## CHALLENGE:
Reproduce each line from the records that holds "profile".
━━━━━ DATA TO USE
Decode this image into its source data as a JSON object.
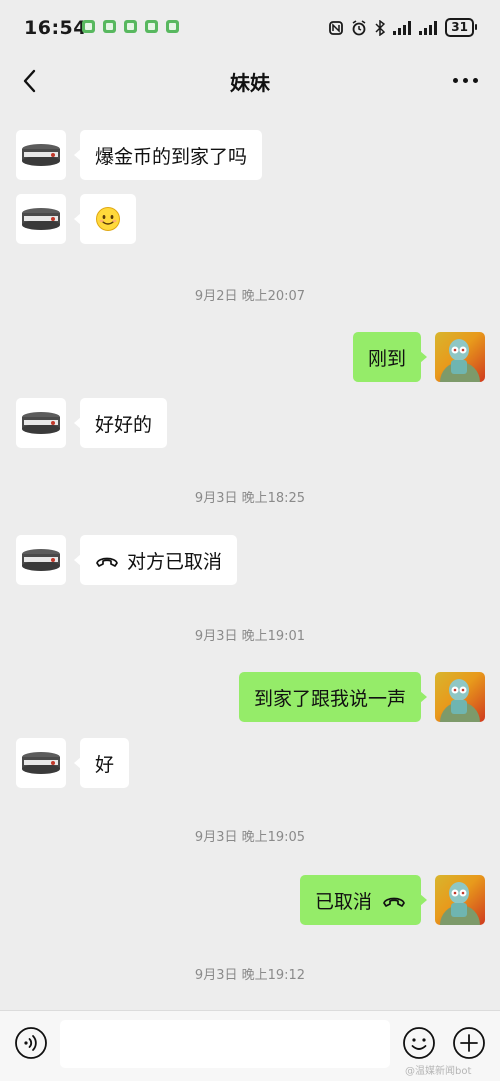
{
  "status_bar": {
    "time": "16:54",
    "battery": "31"
  },
  "header": {
    "title": "妹妹"
  },
  "messages": [
    {
      "side": "left",
      "text": "爆金币的到家了吗"
    },
    {
      "side": "left",
      "text": "",
      "emoji": "smiling-face"
    },
    {
      "side": "right",
      "text": "刚到"
    },
    {
      "side": "left",
      "text": "好好的"
    },
    {
      "side": "left",
      "text": "对方已取消",
      "call": "cancelled"
    },
    {
      "side": "right",
      "text": "到家了跟我说一声"
    },
    {
      "side": "left",
      "text": "好"
    },
    {
      "side": "right",
      "text": "已取消",
      "call": "cancelled"
    }
  ],
  "timestamps": [
    "9月2日 晚上20:07",
    "9月3日 晚上18:25",
    "9月3日 晚上19:01",
    "9月3日 晚上19:05",
    "9月3日 晚上19:12"
  ],
  "input_bar": {
    "value": ""
  },
  "watermark": "@温媒新闻bot",
  "colors": {
    "background": "#ededed",
    "own_bubble": "#95ec69",
    "other_bubble": "#ffffff"
  }
}
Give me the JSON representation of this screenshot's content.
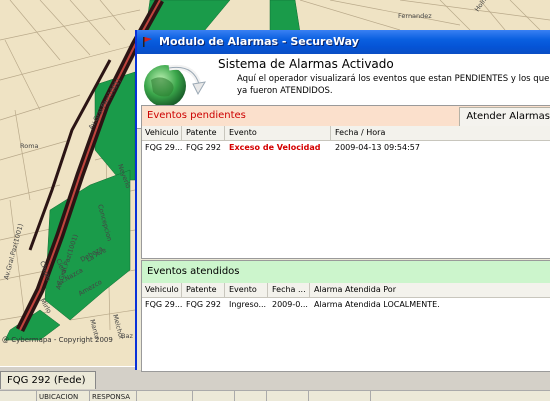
{
  "map": {
    "labels": [
      "Roma",
      "Av.Gral.Paz(1001)",
      "Av.Gral.Paz(1001)",
      "Neyerlo",
      "Concepcion",
      "Av.Gral.Paz(1001)",
      "Cielo",
      "La Ave",
      "Av.Nazca",
      "Amezco",
      "Mirlo",
      "Chupo",
      "Manto",
      "Melchor",
      "Baz",
      "Holmbe",
      "Fernandez",
      "Deheza"
    ],
    "copyright": "@ Cybermapa - Copyright 2009",
    "colors": {
      "land": "#efe3c4",
      "park": "#1a9b4a",
      "road_dark": "#2b1414",
      "road_red": "#c0443d"
    }
  },
  "bottom": {
    "vehicle_tab": "FQG 292 (Fede)",
    "headers": [
      "",
      "UBICACION",
      "RESPONSA",
      "",
      "",
      "",
      "",
      ""
    ]
  },
  "window": {
    "title": "Modulo de Alarmas - SecureWay",
    "banner_title": "Sistema de Alarmas Activado",
    "banner_desc": "Aquí el operador visualizará los eventos que estan PENDIENTES y los que ya fueron ATENDIDOS."
  },
  "pendientes": {
    "title": "Eventos pendientes",
    "button": "Atender Alarmas",
    "columns": [
      "Vehiculo",
      "Patente",
      "Evento",
      "Fecha / Hora"
    ],
    "rows": [
      {
        "vehiculo": "FQG 29...",
        "patente": "FQG 292",
        "evento": "Exceso de Velocidad",
        "fecha": "2009-04-13 09:54:57"
      }
    ]
  },
  "atendidos": {
    "title": "Eventos atendidos",
    "columns": [
      "Vehiculo",
      "Patente",
      "Evento",
      "Fecha ...",
      "Alarma Atendida Por"
    ],
    "rows": [
      {
        "vehiculo": "FQG 29...",
        "patente": "FQG 292",
        "evento": "Ingreso...",
        "fecha": "2009-0...",
        "atendida": "Alarma Atendida LOCALMENTE."
      }
    ]
  }
}
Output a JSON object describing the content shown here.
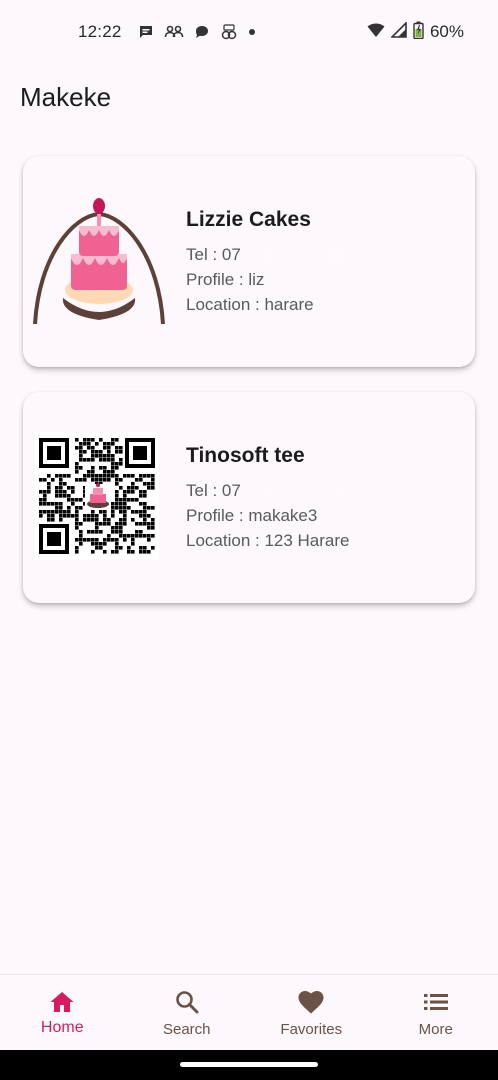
{
  "status_bar": {
    "time": "12:22",
    "battery": "60%",
    "icons": [
      "message-icon",
      "people-icon",
      "chat-bubble-icon",
      "cake-notification-icon",
      "dot-icon",
      "wifi-icon",
      "signal-icon",
      "battery-icon"
    ]
  },
  "app": {
    "title": "Makeke"
  },
  "shops": [
    {
      "name": "Lizzie Cakes",
      "tel": "Tel : 07",
      "profile": "Profile : liz",
      "location": "Location : harare",
      "image": "cake-logo"
    },
    {
      "name": "Tinosoft tee",
      "tel": "Tel : 07",
      "profile": "Profile : makake3",
      "location": "Location : 123 Harare",
      "image": "qr-code"
    }
  ],
  "bottom_nav": {
    "items": [
      {
        "label": "Home",
        "icon": "home-icon",
        "active": true
      },
      {
        "label": "Search",
        "icon": "search-icon",
        "active": false
      },
      {
        "label": "Favorites",
        "icon": "heart-icon",
        "active": false
      },
      {
        "label": "More",
        "icon": "list-icon",
        "active": false
      }
    ]
  },
  "colors": {
    "accent": "#d81b60",
    "nav_icon": "#6b5248",
    "background": "#fdf8fb",
    "cake_pink": "#f06292",
    "cake_brown": "#5d4037"
  }
}
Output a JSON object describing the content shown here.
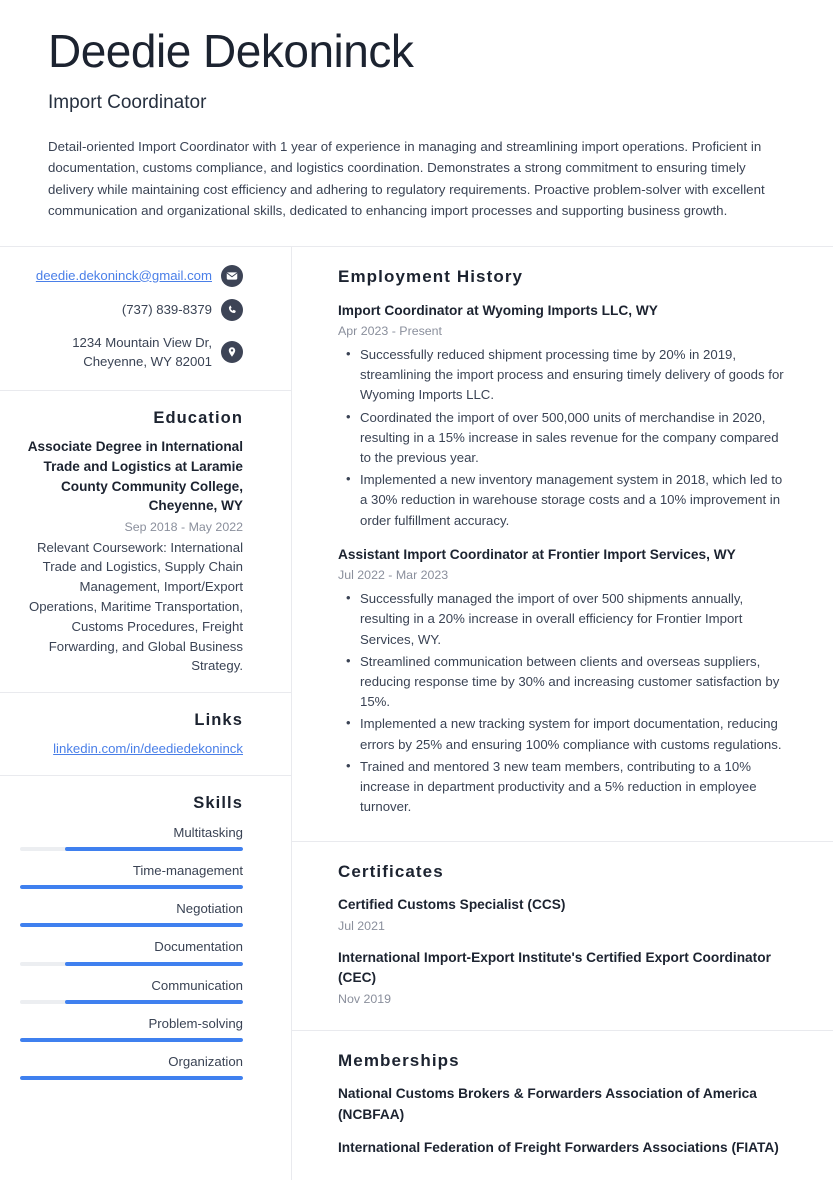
{
  "header": {
    "name": "Deedie Dekoninck",
    "role": "Import Coordinator",
    "summary": "Detail-oriented Import Coordinator with 1 year of experience in managing and streamlining import operations. Proficient in documentation, customs compliance, and logistics coordination. Demonstrates a strong commitment to ensuring timely delivery while maintaining cost efficiency and adhering to regulatory requirements. Proactive problem-solver with excellent communication and organizational skills, dedicated to enhancing import processes and supporting business growth."
  },
  "contact": {
    "email": "deedie.dekoninck@gmail.com",
    "phone": "(737) 839-8379",
    "address_line1": "1234 Mountain View Dr,",
    "address_line2": "Cheyenne, WY 82001",
    "icons": {
      "email": "envelope-icon",
      "phone": "phone-icon",
      "address": "location-pin-icon"
    }
  },
  "education": {
    "heading": "Education",
    "entries": [
      {
        "title": "Associate Degree in International Trade and Logistics at Laramie County Community College, Cheyenne, WY",
        "date": "Sep 2018 - May 2022",
        "description": "Relevant Coursework: International Trade and Logistics, Supply Chain Management, Import/Export Operations, Maritime Transportation, Customs Procedures, Freight Forwarding, and Global Business Strategy."
      }
    ]
  },
  "links": {
    "heading": "Links",
    "items": [
      {
        "label": "linkedin.com/in/deediedekoninck"
      }
    ]
  },
  "skills": {
    "heading": "Skills",
    "accent_color": "#3f80ef",
    "track_color": "#eceef1",
    "items": [
      {
        "name": "Multitasking",
        "level": 80
      },
      {
        "name": "Time-management",
        "level": 100
      },
      {
        "name": "Negotiation",
        "level": 100
      },
      {
        "name": "Documentation",
        "level": 80
      },
      {
        "name": "Communication",
        "level": 80
      },
      {
        "name": "Problem-solving",
        "level": 100
      },
      {
        "name": "Organization",
        "level": 100
      }
    ]
  },
  "employment": {
    "heading": "Employment History",
    "jobs": [
      {
        "title": "Import Coordinator at Wyoming Imports LLC, WY",
        "date": "Apr 2023 - Present",
        "bullets": [
          "Successfully reduced shipment processing time by 20% in 2019, streamlining the import process and ensuring timely delivery of goods for Wyoming Imports LLC.",
          "Coordinated the import of over 500,000 units of merchandise in 2020, resulting in a 15% increase in sales revenue for the company compared to the previous year.",
          "Implemented a new inventory management system in 2018, which led to a 30% reduction in warehouse storage costs and a 10% improvement in order fulfillment accuracy."
        ]
      },
      {
        "title": "Assistant Import Coordinator at Frontier Import Services, WY",
        "date": "Jul 2022 - Mar 2023",
        "bullets": [
          "Successfully managed the import of over 500 shipments annually, resulting in a 20% increase in overall efficiency for Frontier Import Services, WY.",
          "Streamlined communication between clients and overseas suppliers, reducing response time by 30% and increasing customer satisfaction by 15%.",
          "Implemented a new tracking system for import documentation, reducing errors by 25% and ensuring 100% compliance with customs regulations.",
          "Trained and mentored 3 new team members, contributing to a 10% increase in department productivity and a 5% reduction in employee turnover."
        ]
      }
    ]
  },
  "certificates": {
    "heading": "Certificates",
    "items": [
      {
        "title": "Certified Customs Specialist (CCS)",
        "date": "Jul 2021"
      },
      {
        "title": "International Import-Export Institute's Certified Export Coordinator (CEC)",
        "date": "Nov 2019"
      }
    ]
  },
  "memberships": {
    "heading": "Memberships",
    "items": [
      {
        "title": "National Customs Brokers & Forwarders Association of America (NCBFAA)"
      },
      {
        "title": "International Federation of Freight Forwarders Associations (FIATA)"
      }
    ]
  }
}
━━━━━━━━━━
## RESULT OF THIS EXERCISE:
      "profile": "Profile : liz",
      "profile": "Profile : makake3",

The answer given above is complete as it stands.